### TASK MATERIAL ###

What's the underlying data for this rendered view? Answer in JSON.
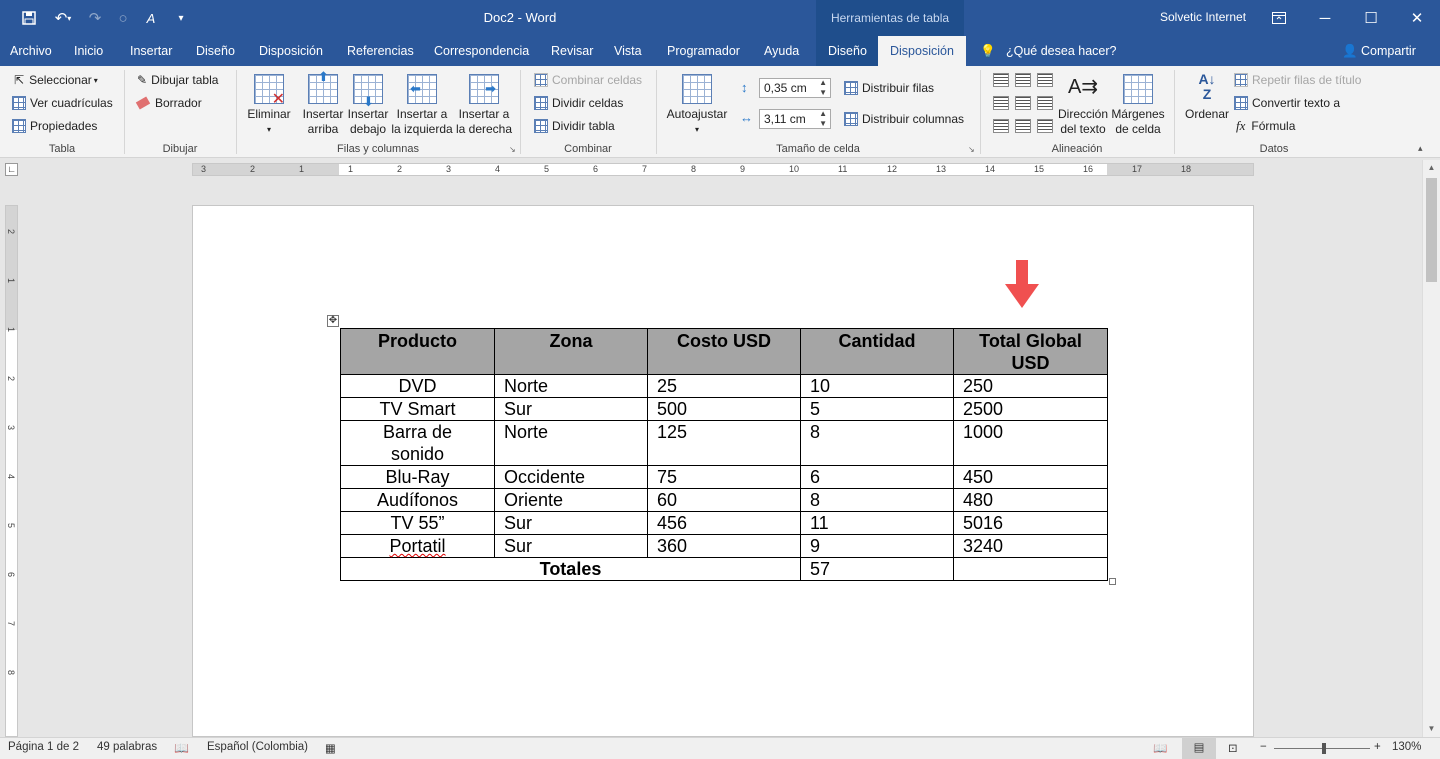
{
  "titlebar": {
    "doc_title": "Doc2 - Word",
    "context_title": "Herramientas de tabla",
    "user": "Solvetic Internet"
  },
  "tabs": [
    {
      "label": "Archivo"
    },
    {
      "label": "Inicio"
    },
    {
      "label": "Insertar"
    },
    {
      "label": "Diseño"
    },
    {
      "label": "Disposición"
    },
    {
      "label": "Referencias"
    },
    {
      "label": "Correspondencia"
    },
    {
      "label": "Revisar"
    },
    {
      "label": "Vista"
    },
    {
      "label": "Programador"
    },
    {
      "label": "Ayuda"
    },
    {
      "label": "Diseño"
    },
    {
      "label": "Disposición"
    }
  ],
  "tell_me": "¿Qué desea hacer?",
  "share": "Compartir",
  "ribbon": {
    "tabla": {
      "label": "Tabla",
      "seleccionar": "Seleccionar",
      "ver_cuadriculas": "Ver cuadrículas",
      "propiedades": "Propiedades"
    },
    "dibujar": {
      "label": "Dibujar",
      "dibujar_tabla": "Dibujar tabla",
      "borrador": "Borrador"
    },
    "filas": {
      "label": "Filas y columnas",
      "eliminar": "Eliminar",
      "insertar_arriba_1": "Insertar",
      "insertar_arriba_2": "arriba",
      "insertar_debajo_1": "Insertar",
      "insertar_debajo_2": "debajo",
      "insertar_izq_1": "Insertar a",
      "insertar_izq_2": "la izquierda",
      "insertar_der_1": "Insertar a",
      "insertar_der_2": "la derecha"
    },
    "combinar": {
      "label": "Combinar",
      "combinar_celdas": "Combinar celdas",
      "dividir_celdas": "Dividir celdas",
      "dividir_tabla": "Dividir tabla"
    },
    "tamano": {
      "label": "Tamaño de celda",
      "autoajustar": "Autoajustar",
      "height": "0,35 cm",
      "width": "3,11 cm",
      "distribuir_filas": "Distribuir filas",
      "distribuir_columnas": "Distribuir columnas"
    },
    "alineacion": {
      "label": "Alineación",
      "direccion_1": "Dirección",
      "direccion_2": "del texto",
      "margenes_1": "Márgenes",
      "margenes_2": "de celda"
    },
    "datos": {
      "label": "Datos",
      "ordenar": "Ordenar",
      "repetir": "Repetir filas de título",
      "convertir": "Convertir texto a",
      "formula": "Fórmula"
    }
  },
  "ruler": {
    "labels": [
      "3",
      "2",
      "1",
      "1",
      "2",
      "3",
      "4",
      "5",
      "6",
      "7",
      "8",
      "9",
      "10",
      "11",
      "12",
      "13",
      "14",
      "15",
      "16",
      "17",
      "18"
    ],
    "vlabels": [
      "2",
      "1",
      "1",
      "2",
      "3",
      "4",
      "5",
      "6",
      "7",
      "8"
    ]
  },
  "table": {
    "headers": [
      "Producto",
      "Zona",
      "Costo USD",
      "Cantidad",
      "Total Global USD"
    ],
    "rows": [
      [
        "DVD",
        "Norte",
        "25",
        "10",
        "250"
      ],
      [
        "TV Smart",
        "Sur",
        "500",
        "5",
        "2500"
      ],
      [
        "Barra de sonido",
        "Norte",
        "125",
        "8",
        "1000"
      ],
      [
        "Blu-Ray",
        "Occidente",
        "75",
        "6",
        "450"
      ],
      [
        "Audífonos",
        "Oriente",
        "60",
        "8",
        "480"
      ],
      [
        "TV 55”",
        "Sur",
        "456",
        "11",
        "5016"
      ],
      [
        "Portatil",
        "Sur",
        "360",
        "9",
        "3240"
      ]
    ],
    "totals_label": "Totales",
    "totals_qty": "57",
    "totals_global": ""
  },
  "status": {
    "page": "Página 1 de 2",
    "words": "49 palabras",
    "language": "Español (Colombia)",
    "zoom": "130%",
    "zoom_level": 0.52
  },
  "colors": {
    "accent": "#2b579a",
    "context_band": "#1f4e8c",
    "header_fill": "#a5a5a5",
    "arrow": "#f05050"
  }
}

###

[ABOUT THIS TASK] Leave nothing out but the pictures when transcribing the records.

[EXERCISE RESPONSE]
What's the underlying data for this rendered view? Answer in JSON.
{
  "titlebar": {
    "doc_title": "Doc2 - Word",
    "context_title": "Herramientas de tabla",
    "user": "Solvetic Internet"
  },
  "tabs": [
    {
      "label": "Archivo"
    },
    {
      "label": "Inicio"
    },
    {
      "label": "Insertar"
    },
    {
      "label": "Diseño"
    },
    {
      "label": "Disposición"
    },
    {
      "label": "Referencias"
    },
    {
      "label": "Correspondencia"
    },
    {
      "label": "Revisar"
    },
    {
      "label": "Vista"
    },
    {
      "label": "Programador"
    },
    {
      "label": "Ayuda"
    },
    {
      "label": "Diseño"
    },
    {
      "label": "Disposición"
    }
  ],
  "tell_me": "¿Qué desea hacer?",
  "share": "Compartir",
  "ribbon": {
    "tabla": {
      "label": "Tabla",
      "seleccionar": "Seleccionar",
      "ver_cuadriculas": "Ver cuadrículas",
      "propiedades": "Propiedades"
    },
    "dibujar": {
      "label": "Dibujar",
      "dibujar_tabla": "Dibujar tabla",
      "borrador": "Borrador"
    },
    "filas": {
      "label": "Filas y columnas",
      "eliminar": "Eliminar",
      "insertar_arriba_1": "Insertar",
      "insertar_arriba_2": "arriba",
      "insertar_debajo_1": "Insertar",
      "insertar_debajo_2": "debajo",
      "insertar_izq_1": "Insertar a",
      "insertar_izq_2": "la izquierda",
      "insertar_der_1": "Insertar a",
      "insertar_der_2": "la derecha"
    },
    "combinar": {
      "label": "Combinar",
      "combinar_celdas": "Combinar celdas",
      "dividir_celdas": "Dividir celdas",
      "dividir_tabla": "Dividir tabla"
    },
    "tamano": {
      "label": "Tamaño de celda",
      "autoajustar": "Autoajustar",
      "height": "0,35 cm",
      "width": "3,11 cm",
      "distribuir_filas": "Distribuir filas",
      "distribuir_columnas": "Distribuir columnas"
    },
    "alineacion": {
      "label": "Alineación",
      "direccion_1": "Dirección",
      "direccion_2": "del texto",
      "margenes_1": "Márgenes",
      "margenes_2": "de celda"
    },
    "datos": {
      "label": "Datos",
      "ordenar": "Ordenar",
      "repetir": "Repetir filas de título",
      "convertir": "Convertir texto a",
      "formula": "Fórmula"
    }
  },
  "ruler": {
    "labels": [
      "3",
      "2",
      "1",
      "1",
      "2",
      "3",
      "4",
      "5",
      "6",
      "7",
      "8",
      "9",
      "10",
      "11",
      "12",
      "13",
      "14",
      "15",
      "16",
      "17",
      "18"
    ],
    "vlabels": [
      "2",
      "1",
      "1",
      "2",
      "3",
      "4",
      "5",
      "6",
      "7",
      "8"
    ]
  },
  "table": {
    "headers": [
      "Producto",
      "Zona",
      "Costo USD",
      "Cantidad",
      "Total Global USD"
    ],
    "rows": [
      [
        "DVD",
        "Norte",
        "25",
        "10",
        "250"
      ],
      [
        "TV Smart",
        "Sur",
        "500",
        "5",
        "2500"
      ],
      [
        "Barra de sonido",
        "Norte",
        "125",
        "8",
        "1000"
      ],
      [
        "Blu-Ray",
        "Occidente",
        "75",
        "6",
        "450"
      ],
      [
        "Audífonos",
        "Oriente",
        "60",
        "8",
        "480"
      ],
      [
        "TV 55”",
        "Sur",
        "456",
        "11",
        "5016"
      ],
      [
        "Portatil",
        "Sur",
        "360",
        "9",
        "3240"
      ]
    ],
    "totals_label": "Totales",
    "totals_qty": "57",
    "totals_global": ""
  },
  "status": {
    "page": "Página 1 de 2",
    "words": "49 palabras",
    "language": "Español (Colombia)",
    "zoom": "130%",
    "zoom_level": 0.52
  },
  "colors": {
    "accent": "#2b579a",
    "context_band": "#1f4e8c",
    "header_fill": "#a5a5a5",
    "arrow": "#f05050"
  }
}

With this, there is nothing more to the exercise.